(Data records)

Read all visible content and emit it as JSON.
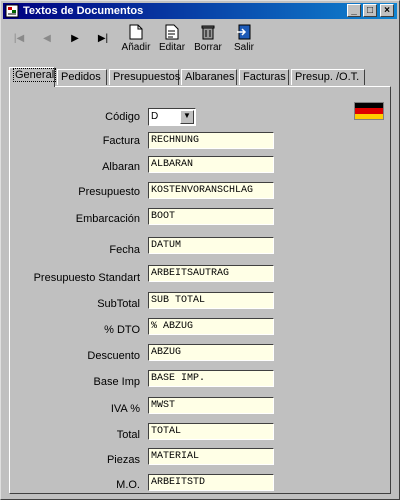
{
  "window": {
    "title": "Textos de Documentos",
    "controls": [
      "_",
      "□",
      "×"
    ]
  },
  "toolbar": {
    "nav": [
      "|◀",
      "◀",
      "▶",
      "▶|"
    ],
    "buttons": [
      {
        "label": "Añadir",
        "icon": "add-document-icon"
      },
      {
        "label": "Editar",
        "icon": "edit-document-icon"
      },
      {
        "label": "Borrar",
        "icon": "trash-icon"
      },
      {
        "label": "Salir",
        "icon": "exit-icon"
      }
    ]
  },
  "tabs": [
    {
      "label": "General",
      "active": true
    },
    {
      "label": "Pedidos"
    },
    {
      "label": "Presupuestos"
    },
    {
      "label": "Albaranes"
    },
    {
      "label": "Facturas"
    },
    {
      "label": "Presup. /O.T."
    }
  ],
  "flag": {
    "icon": "german-flag-icon",
    "colors": [
      "#000000",
      "#dd0000",
      "#ffce00"
    ]
  },
  "codigo": {
    "label": "Código",
    "value": "D"
  },
  "fields": [
    {
      "label": "Factura",
      "value": "RECHNUNG"
    },
    {
      "label": "Albaran",
      "value": "ALBARAN"
    },
    {
      "label": "Presupuesto",
      "value": "KOSTENVORANSCHLAG"
    },
    {
      "label": "Embarcación",
      "value": "BOOT"
    },
    {
      "label": "Fecha",
      "value": "DATUM"
    },
    {
      "label": "Presupuesto Standart",
      "value": "ARBEITSAUTRAG"
    },
    {
      "label": "SubTotal",
      "value": "SUB TOTAL"
    },
    {
      "label": "% DTO",
      "value": "% ABZUG"
    },
    {
      "label": "Descuento",
      "value": "ABZUG"
    },
    {
      "label": "Base Imp",
      "value": "BASE IMP."
    },
    {
      "label": "IVA %",
      "value": "MWST"
    },
    {
      "label": "Total",
      "value": "TOTAL"
    },
    {
      "label": "Piezas",
      "value": "MATERIAL"
    },
    {
      "label": "M.O.",
      "value": "ARBEITSTD"
    }
  ],
  "colors": {
    "titlebar": "#000080",
    "field_bg": "#ffffe6",
    "window_bg": "#c0c0c0"
  }
}
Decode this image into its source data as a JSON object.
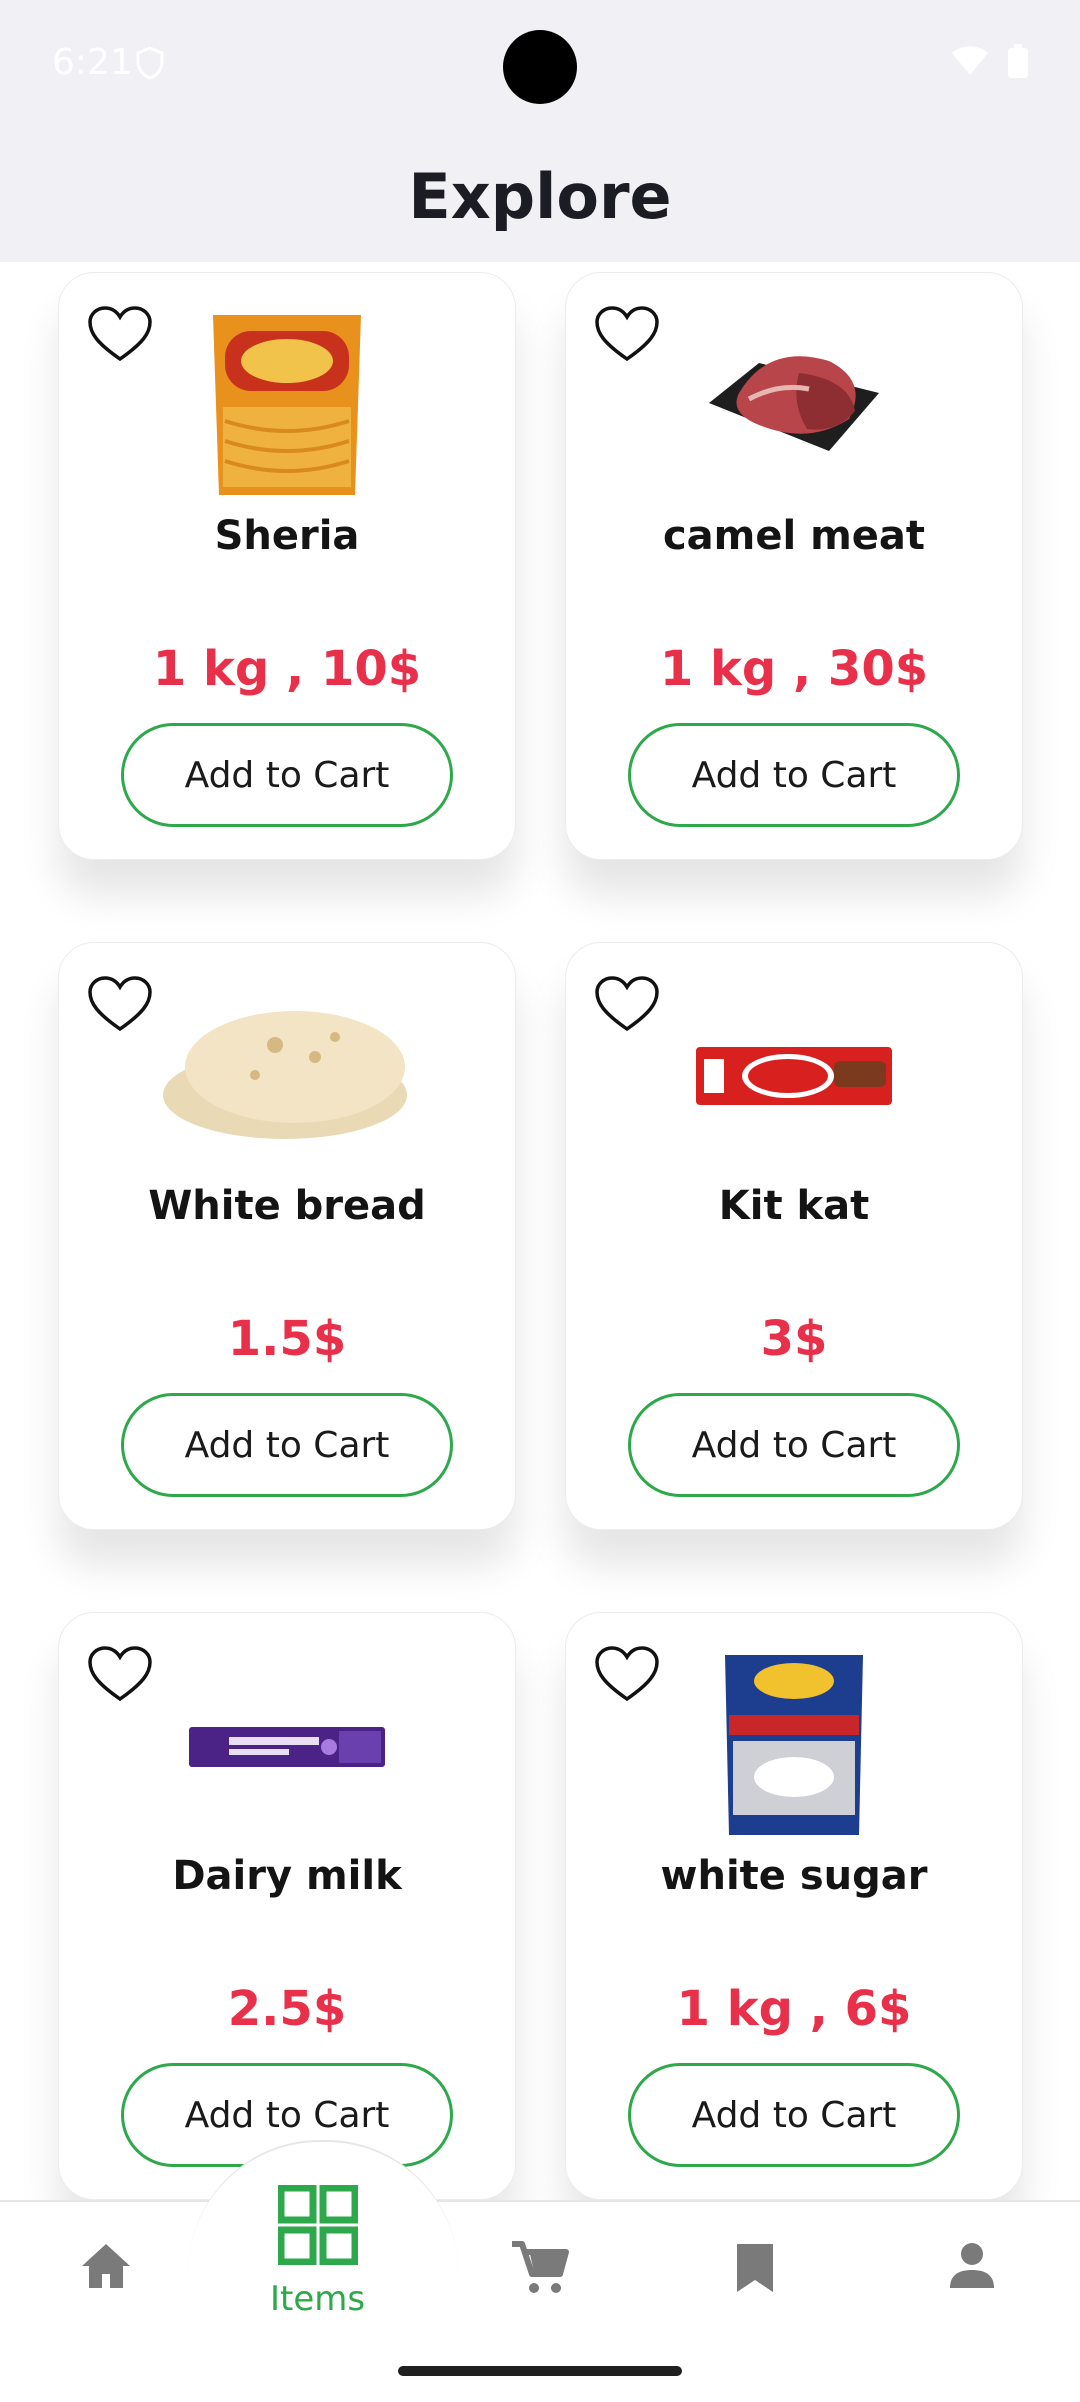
{
  "status": {
    "time": "6:21"
  },
  "header": {
    "title": "Explore"
  },
  "products": [
    {
      "name": "Sheria",
      "price": "1 kg ,  10$",
      "button": "Add to Cart",
      "image": "vermicelli-bag"
    },
    {
      "name": "camel meat",
      "price": "1 kg ,  30$",
      "button": "Add to Cart",
      "image": "meat-tray"
    },
    {
      "name": "White bread",
      "price": "1.5$",
      "button": "Add to Cart",
      "image": "pita-bread"
    },
    {
      "name": "Kit kat",
      "price": "3$",
      "button": "Add to Cart",
      "image": "kitkat-bar"
    },
    {
      "name": "Dairy milk",
      "price": "2.5$",
      "button": "Add to Cart",
      "image": "chocolate-bar"
    },
    {
      "name": "white sugar",
      "price": "1 kg ,  6$",
      "button": "Add to Cart",
      "image": "sugar-bag"
    }
  ],
  "nav": {
    "items": [
      {
        "icon": "home-icon"
      },
      {
        "icon": "grid-icon",
        "label": "Items",
        "active": true
      },
      {
        "icon": "cart-icon"
      },
      {
        "icon": "bookmark-icon"
      },
      {
        "icon": "person-icon"
      }
    ]
  },
  "colors": {
    "accent": "#2da84a",
    "price": "#e8304a",
    "header_bg": "#f1f0f5"
  }
}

# Problem to work on
Leaving out the pictures, repeat the data above exactly.

# Result for this exercise
Read all visible content and emit it as JSON.
{
  "window": {
    "title": "Textos de Documentos",
    "controls": [
      "_",
      "□",
      "×"
    ]
  },
  "toolbar": {
    "nav": [
      "|◀",
      "◀",
      "▶",
      "▶|"
    ],
    "buttons": [
      {
        "label": "Añadir",
        "icon": "add-document-icon"
      },
      {
        "label": "Editar",
        "icon": "edit-document-icon"
      },
      {
        "label": "Borrar",
        "icon": "trash-icon"
      },
      {
        "label": "Salir",
        "icon": "exit-icon"
      }
    ]
  },
  "tabs": [
    {
      "label": "General",
      "active": true
    },
    {
      "label": "Pedidos"
    },
    {
      "label": "Presupuestos"
    },
    {
      "label": "Albaranes"
    },
    {
      "label": "Facturas"
    },
    {
      "label": "Presup. /O.T."
    }
  ],
  "flag": {
    "icon": "german-flag-icon",
    "colors": [
      "#000000",
      "#dd0000",
      "#ffce00"
    ]
  },
  "codigo": {
    "label": "Código",
    "value": "D"
  },
  "fields": [
    {
      "label": "Factura",
      "value": "RECHNUNG"
    },
    {
      "label": "Albaran",
      "value": "ALBARAN"
    },
    {
      "label": "Presupuesto",
      "value": "KOSTENVORANSCHLAG"
    },
    {
      "label": "Embarcación",
      "value": "BOOT"
    },
    {
      "label": "Fecha",
      "value": "DATUM"
    },
    {
      "label": "Presupuesto Standart",
      "value": "ARBEITSAUTRAG"
    },
    {
      "label": "SubTotal",
      "value": "SUB TOTAL"
    },
    {
      "label": "% DTO",
      "value": "% ABZUG"
    },
    {
      "label": "Descuento",
      "value": "ABZUG"
    },
    {
      "label": "Base Imp",
      "value": "BASE IMP."
    },
    {
      "label": "IVA %",
      "value": "MWST"
    },
    {
      "label": "Total",
      "value": "TOTAL"
    },
    {
      "label": "Piezas",
      "value": "MATERIAL"
    },
    {
      "label": "M.O.",
      "value": "ARBEITSTD"
    }
  ],
  "colors": {
    "titlebar": "#000080",
    "field_bg": "#ffffe6",
    "window_bg": "#c0c0c0"
  }
}
Decode this image into its source data as a JSON object.
{
  "status": {
    "time": "6:21"
  },
  "header": {
    "title": "Explore"
  },
  "products": [
    {
      "name": "Sheria",
      "price": "1 kg ,  10$",
      "button": "Add to Cart",
      "image": "vermicelli-bag"
    },
    {
      "name": "camel meat",
      "price": "1 kg ,  30$",
      "button": "Add to Cart",
      "image": "meat-tray"
    },
    {
      "name": "White bread",
      "price": "1.5$",
      "button": "Add to Cart",
      "image": "pita-bread"
    },
    {
      "name": "Kit kat",
      "price": "3$",
      "button": "Add to Cart",
      "image": "kitkat-bar"
    },
    {
      "name": "Dairy milk",
      "price": "2.5$",
      "button": "Add to Cart",
      "image": "chocolate-bar"
    },
    {
      "name": "white sugar",
      "price": "1 kg ,  6$",
      "button": "Add to Cart",
      "image": "sugar-bag"
    }
  ],
  "nav": {
    "items": [
      {
        "icon": "home-icon"
      },
      {
        "icon": "grid-icon",
        "label": "Items",
        "active": true
      },
      {
        "icon": "cart-icon"
      },
      {
        "icon": "bookmark-icon"
      },
      {
        "icon": "person-icon"
      }
    ]
  },
  "colors": {
    "accent": "#2da84a",
    "price": "#e8304a",
    "header_bg": "#f1f0f5"
  }
}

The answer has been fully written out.